TASK DIRECTIONS: Quote every line as written. Omit pictures.

DATA PROVIDED:
+ + + + +
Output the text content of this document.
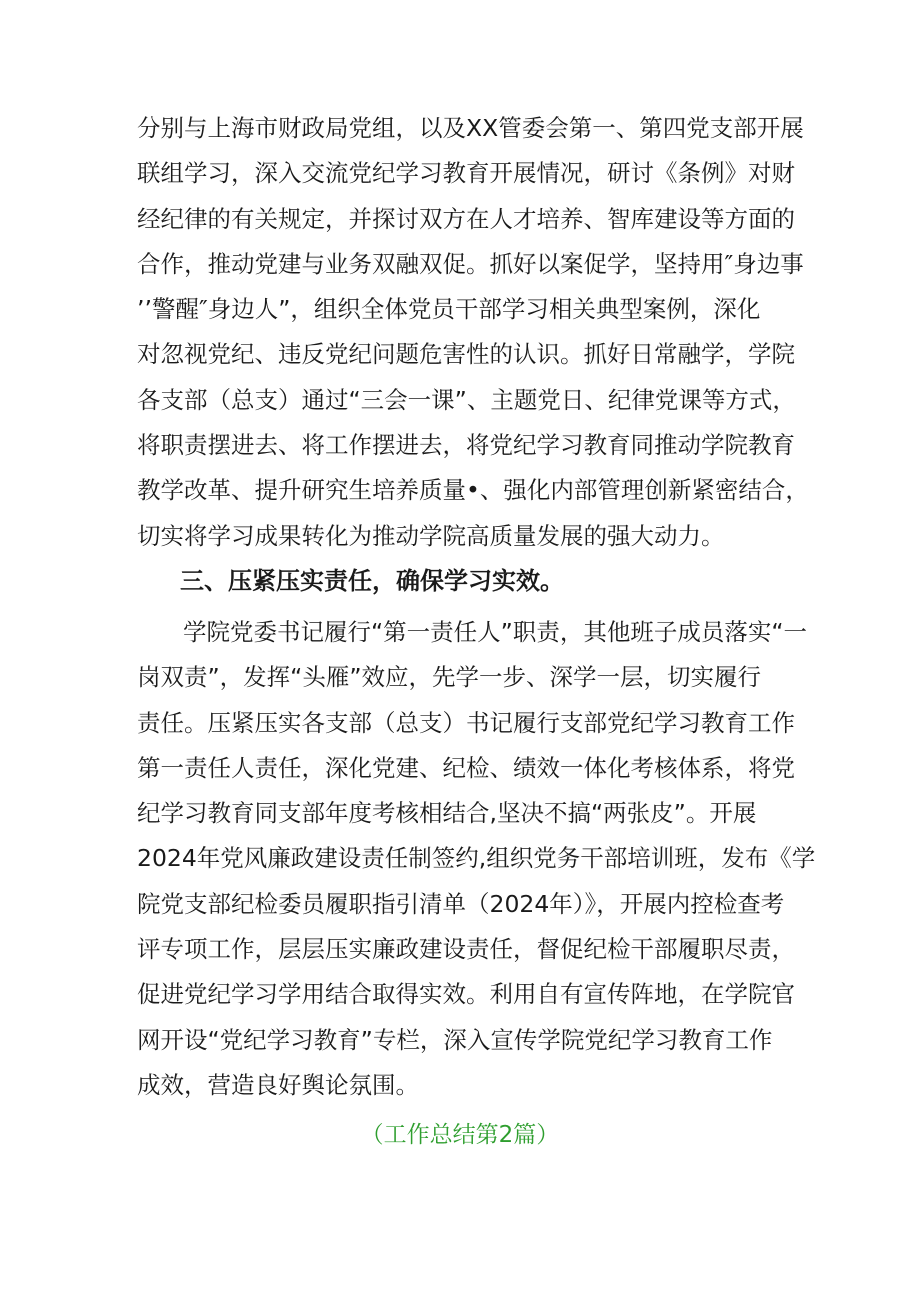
分别与上海市财政局党组，以及XX管委会第一、第四党支部开展
联组学习，深入交流党纪学习教育开展情况，研讨《条例》对财
经纪律的有关规定，并探讨双方在人才培养、智库建设等方面的
合作，推动党建与业务双融双促。抓好以案促学，坚持用″身边事
’’警醒″身边人”，组织全体党员干部学习相关典型案例，深化
对忽视党纪、违反党纪问题危害性的认识。抓好日常融学，学院
各支部（总支）通过“三会一课”、主题党日、纪律党课等方式，
将职责摆进去、将工作摆进去，将党纪学习教育同推动学院教育
教学改革、提升研究生培养质量•、强化内部管理创新紧密结合，
切实将学习成果转化为推动学院高质量发展的强大动力。

三、压紧压实责任，确保学习实效。

学院党委书记履行“第一责任人”职责，其他班子成员落实“一
岗双责”，发挥“头雁”效应，先学一步、深学一层，切实履行
责任。压紧压实各支部（总支）书记履行支部党纪学习教育工作
第一责任人责任，深化党建、纪检、绩效一体化考核体系，将党
纪学习教育同支部年度考核相结合,坚决不搞“两张皮”。开展
2024年党风廉政建设责任制签约,组织党务干部培训班，发布《学
院党支部纪检委员履职指引清单（2024年）》，开展内控检查考
评专项工作，层层压实廉政建设责任，督促纪检干部履职尽责，
促进党纪学习学用结合取得实效。利用自有宣传阵地，在学院官
网开设“党纪学习教育”专栏，深入宣传学院党纪学习教育工作
成效，营造良好舆论氛围。

（工作总结第2篇）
+ + + + +
WRITTEN SOLUTION:
Output the text content of this document.
分别与上海市财政局党组，以及XX管委会第一、第四党支部开展
联组学习，深入交流党纪学习教育开展情况，研讨《条例》对财
经纪律的有关规定，并探讨双方在人才培养、智库建设等方面的
合作，推动党建与业务双融双促。抓好以案促学，坚持用″身边事
’’警醒″身边人”，组织全体党员干部学习相关典型案例，深化
对忽视党纪、违反党纪问题危害性的认识。抓好日常融学，学院
各支部（总支）通过“三会一课”、主题党日、纪律党课等方式，
将职责摆进去、将工作摆进去，将党纪学习教育同推动学院教育
教学改革、提升研究生培养质量•、强化内部管理创新紧密结合，
切实将学习成果转化为推动学院高质量发展的强大动力。

三、压紧压实责任，确保学习实效。

学院党委书记履行“第一责任人”职责，其他班子成员落实“一
岗双责”，发挥“头雁”效应，先学一步、深学一层，切实履行
责任。压紧压实各支部（总支）书记履行支部党纪学习教育工作
第一责任人责任，深化党建、纪检、绩效一体化考核体系，将党
纪学习教育同支部年度考核相结合,坚决不搞“两张皮”。开展
2024年党风廉政建设责任制签约,组织党务干部培训班，发布《学
院党支部纪检委员履职指引清单（2024年）》，开展内控检查考
评专项工作，层层压实廉政建设责任，督促纪检干部履职尽责，
促进党纪学习学用结合取得实效。利用自有宣传阵地，在学院官
网开设“党纪学习教育”专栏，深入宣传学院党纪学习教育工作
成效，营造良好舆论氛围。

（工作总结第2篇）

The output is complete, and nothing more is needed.